Text section:
Bitcoin for the Befuddled

By on December 7, 2014

bitcoin-for-the-befuddled-coverI got a review copy of “Bitcoin for the Befuddled” from No Starch Press (a publisher I’ve really enjoyed over the years).  The title is an accurate description of where I’m at on Bitcoin – I have a basic understanding of it, but the intricacies are escaping me.

Sadly, Duning-Kruger being what it is, reading the book left me more confused, but most likely in a good way – at least now I can grasp the scope and depth of what I don’t understand.  I’m in a better position to figure things out after reading the book, even if I don’t have all the answers now. (You can’t Google “blockchain” without knowing that the concept exists and is “Google-able”…)

Here’s a random sample of what I learned (in an attempt to cement my own knowledge, if nothing else):

  • Bitcoin is a weird thing. Creating it was almost a magic discovery of some intersection between cryptography, economics, and game theory. The entire thing seems both precarious and stable, like a perfectly interlocking house of cards. It’s like a Mexican Standoff that works to everyone’s benefit.

Entries supplied:

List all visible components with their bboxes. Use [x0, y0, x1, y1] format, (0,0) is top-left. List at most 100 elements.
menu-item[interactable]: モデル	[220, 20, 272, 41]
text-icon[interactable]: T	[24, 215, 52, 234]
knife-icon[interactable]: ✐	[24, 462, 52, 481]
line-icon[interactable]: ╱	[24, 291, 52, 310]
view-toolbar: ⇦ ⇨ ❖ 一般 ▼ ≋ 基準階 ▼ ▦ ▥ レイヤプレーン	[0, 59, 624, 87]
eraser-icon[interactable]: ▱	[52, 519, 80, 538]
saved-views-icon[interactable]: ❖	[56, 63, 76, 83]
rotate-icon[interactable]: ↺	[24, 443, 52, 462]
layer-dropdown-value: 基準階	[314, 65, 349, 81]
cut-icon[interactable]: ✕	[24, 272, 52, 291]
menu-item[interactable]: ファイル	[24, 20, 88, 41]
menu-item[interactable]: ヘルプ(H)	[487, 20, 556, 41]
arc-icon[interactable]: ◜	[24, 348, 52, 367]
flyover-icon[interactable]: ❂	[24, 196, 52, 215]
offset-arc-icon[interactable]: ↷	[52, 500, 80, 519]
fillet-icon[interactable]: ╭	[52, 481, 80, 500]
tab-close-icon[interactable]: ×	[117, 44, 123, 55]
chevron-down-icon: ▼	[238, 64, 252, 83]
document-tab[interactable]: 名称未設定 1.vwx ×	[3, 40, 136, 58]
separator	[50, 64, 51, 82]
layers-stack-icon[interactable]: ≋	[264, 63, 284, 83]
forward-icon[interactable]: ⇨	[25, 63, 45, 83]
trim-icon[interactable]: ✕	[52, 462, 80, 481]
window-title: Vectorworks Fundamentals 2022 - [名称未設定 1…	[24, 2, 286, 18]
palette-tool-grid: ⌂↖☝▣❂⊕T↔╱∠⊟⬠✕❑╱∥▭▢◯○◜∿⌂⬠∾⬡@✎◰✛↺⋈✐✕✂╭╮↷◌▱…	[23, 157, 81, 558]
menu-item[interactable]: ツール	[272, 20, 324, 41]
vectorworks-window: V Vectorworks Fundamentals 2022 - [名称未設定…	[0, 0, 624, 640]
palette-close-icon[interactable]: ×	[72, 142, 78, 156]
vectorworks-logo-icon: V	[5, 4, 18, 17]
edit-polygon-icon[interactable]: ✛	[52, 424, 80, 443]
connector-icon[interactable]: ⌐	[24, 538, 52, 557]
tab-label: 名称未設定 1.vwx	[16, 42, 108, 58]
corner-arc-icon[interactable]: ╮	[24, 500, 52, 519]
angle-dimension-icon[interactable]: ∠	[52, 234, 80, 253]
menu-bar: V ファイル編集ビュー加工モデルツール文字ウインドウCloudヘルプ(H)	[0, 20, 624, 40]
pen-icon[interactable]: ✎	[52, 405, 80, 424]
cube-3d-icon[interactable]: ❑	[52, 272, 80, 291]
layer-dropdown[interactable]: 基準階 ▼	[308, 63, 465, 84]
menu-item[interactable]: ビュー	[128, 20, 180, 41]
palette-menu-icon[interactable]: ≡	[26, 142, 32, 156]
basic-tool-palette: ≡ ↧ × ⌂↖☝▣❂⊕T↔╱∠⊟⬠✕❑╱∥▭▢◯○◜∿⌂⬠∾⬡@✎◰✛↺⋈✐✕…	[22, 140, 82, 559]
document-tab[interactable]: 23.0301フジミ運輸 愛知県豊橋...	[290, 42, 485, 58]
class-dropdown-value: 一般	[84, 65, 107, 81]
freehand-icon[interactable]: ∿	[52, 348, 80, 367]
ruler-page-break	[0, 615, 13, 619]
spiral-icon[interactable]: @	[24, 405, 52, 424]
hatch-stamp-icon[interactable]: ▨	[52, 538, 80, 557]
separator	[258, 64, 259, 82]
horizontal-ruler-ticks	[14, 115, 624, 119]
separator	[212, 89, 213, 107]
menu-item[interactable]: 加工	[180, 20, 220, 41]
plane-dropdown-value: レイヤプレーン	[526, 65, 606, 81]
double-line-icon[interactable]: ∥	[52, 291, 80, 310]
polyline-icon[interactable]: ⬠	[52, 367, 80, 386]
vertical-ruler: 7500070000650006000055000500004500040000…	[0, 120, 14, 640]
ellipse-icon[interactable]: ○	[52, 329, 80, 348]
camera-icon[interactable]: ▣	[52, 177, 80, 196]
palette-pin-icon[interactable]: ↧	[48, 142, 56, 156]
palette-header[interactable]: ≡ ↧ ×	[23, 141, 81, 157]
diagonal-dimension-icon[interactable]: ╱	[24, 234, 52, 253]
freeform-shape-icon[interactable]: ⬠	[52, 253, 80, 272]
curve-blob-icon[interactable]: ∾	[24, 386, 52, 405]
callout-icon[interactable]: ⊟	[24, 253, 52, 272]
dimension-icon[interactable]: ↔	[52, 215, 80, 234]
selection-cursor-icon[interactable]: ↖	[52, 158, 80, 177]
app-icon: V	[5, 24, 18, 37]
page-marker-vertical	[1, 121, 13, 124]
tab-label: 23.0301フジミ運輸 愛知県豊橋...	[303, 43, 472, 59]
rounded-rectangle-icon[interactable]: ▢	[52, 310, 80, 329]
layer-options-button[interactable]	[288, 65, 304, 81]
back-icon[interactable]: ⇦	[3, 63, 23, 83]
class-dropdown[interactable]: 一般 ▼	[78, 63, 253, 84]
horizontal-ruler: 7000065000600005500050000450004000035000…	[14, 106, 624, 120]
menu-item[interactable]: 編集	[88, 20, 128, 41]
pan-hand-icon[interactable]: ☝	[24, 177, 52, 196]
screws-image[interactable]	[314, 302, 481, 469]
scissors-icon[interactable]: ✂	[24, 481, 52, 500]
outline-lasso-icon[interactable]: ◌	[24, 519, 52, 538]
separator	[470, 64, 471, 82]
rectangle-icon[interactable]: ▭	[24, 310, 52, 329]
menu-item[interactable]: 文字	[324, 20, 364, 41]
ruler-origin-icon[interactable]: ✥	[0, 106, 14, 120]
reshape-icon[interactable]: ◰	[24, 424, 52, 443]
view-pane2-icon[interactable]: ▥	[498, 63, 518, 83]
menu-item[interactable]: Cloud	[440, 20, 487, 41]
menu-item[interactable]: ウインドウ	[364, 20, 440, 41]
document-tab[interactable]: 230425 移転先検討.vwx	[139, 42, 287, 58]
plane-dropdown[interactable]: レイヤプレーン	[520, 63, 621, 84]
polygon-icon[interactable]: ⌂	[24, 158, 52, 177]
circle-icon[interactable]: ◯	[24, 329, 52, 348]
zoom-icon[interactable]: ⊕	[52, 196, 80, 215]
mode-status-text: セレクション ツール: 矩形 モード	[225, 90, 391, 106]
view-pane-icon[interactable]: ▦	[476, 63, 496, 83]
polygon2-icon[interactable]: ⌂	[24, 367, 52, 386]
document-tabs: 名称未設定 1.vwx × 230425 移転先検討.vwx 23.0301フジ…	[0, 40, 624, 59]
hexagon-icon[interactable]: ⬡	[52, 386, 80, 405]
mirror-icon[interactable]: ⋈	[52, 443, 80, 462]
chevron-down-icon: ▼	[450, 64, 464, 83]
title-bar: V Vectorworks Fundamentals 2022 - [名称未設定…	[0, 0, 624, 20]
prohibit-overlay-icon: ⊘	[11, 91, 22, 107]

Given task 1: In the book review, which publisher supplied the review copy of "Bitcoin for the Befuddled"?
Given task 2: Return, without alteration, the part of the book review that opens with the words containing "By on December" and closes with "are escaping me.".

Exercise response 1: No Starch Press.

Exercise response 2:
By on December 7, 2014

bitcoin-for-the-befuddled-coverI got a review copy of “Bitcoin for the Befuddled” from No Starch Press (a publisher I’ve really enjoyed over the years).  The title is an accurate description of where I’m at on Bitcoin – I have a basic understanding of it, but the intricacies are escaping me.